» **Work to be completed**
Set down, without alteration, the lines from the one that contains "Output the text content of this document." through the final line of the material below.

------ Records for this exercise

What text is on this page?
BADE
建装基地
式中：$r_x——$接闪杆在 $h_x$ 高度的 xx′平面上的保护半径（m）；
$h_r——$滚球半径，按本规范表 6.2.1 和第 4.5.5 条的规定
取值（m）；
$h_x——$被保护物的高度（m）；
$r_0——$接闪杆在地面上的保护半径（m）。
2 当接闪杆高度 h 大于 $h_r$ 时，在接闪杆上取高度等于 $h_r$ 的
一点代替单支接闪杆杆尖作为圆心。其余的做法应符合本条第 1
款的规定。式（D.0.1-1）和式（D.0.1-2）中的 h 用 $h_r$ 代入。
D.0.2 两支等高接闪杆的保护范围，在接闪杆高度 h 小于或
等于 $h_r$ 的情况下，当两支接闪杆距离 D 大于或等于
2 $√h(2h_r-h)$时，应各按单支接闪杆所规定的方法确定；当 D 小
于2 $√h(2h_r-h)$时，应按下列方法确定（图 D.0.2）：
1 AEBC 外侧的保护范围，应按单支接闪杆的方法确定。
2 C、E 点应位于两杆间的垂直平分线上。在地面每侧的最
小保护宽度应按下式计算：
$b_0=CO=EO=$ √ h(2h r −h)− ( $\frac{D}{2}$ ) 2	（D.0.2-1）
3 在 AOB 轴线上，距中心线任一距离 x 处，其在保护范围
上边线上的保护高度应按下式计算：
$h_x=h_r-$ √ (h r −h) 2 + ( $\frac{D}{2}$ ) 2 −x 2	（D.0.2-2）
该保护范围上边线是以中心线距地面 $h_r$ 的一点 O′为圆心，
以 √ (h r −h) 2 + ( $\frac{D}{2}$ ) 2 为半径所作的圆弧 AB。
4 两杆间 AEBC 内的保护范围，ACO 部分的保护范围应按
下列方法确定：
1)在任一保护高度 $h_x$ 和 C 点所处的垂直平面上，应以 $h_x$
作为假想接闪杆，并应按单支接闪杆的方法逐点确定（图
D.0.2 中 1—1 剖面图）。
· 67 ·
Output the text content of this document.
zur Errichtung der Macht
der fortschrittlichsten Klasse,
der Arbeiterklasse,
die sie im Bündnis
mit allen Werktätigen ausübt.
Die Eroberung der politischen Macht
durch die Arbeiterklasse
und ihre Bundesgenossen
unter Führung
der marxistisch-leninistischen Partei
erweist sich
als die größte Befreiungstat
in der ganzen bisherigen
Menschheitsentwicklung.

------------

» **Problem solution**
Output the text content of this document.
zur Errichtung der Macht
der fortschrittlichsten Klasse,
der Arbeiterklasse,
die sie im Bündnis
mit allen Werktätigen ausübt.
Die Eroberung der politischen Macht
durch die Arbeiterklasse
und ihre Bundesgenossen
unter Führung
der marxistisch-leninistischen Partei
erweist sich
als die größte Befreiungstat
in der ganzen bisherigen
Menschheitsentwicklung.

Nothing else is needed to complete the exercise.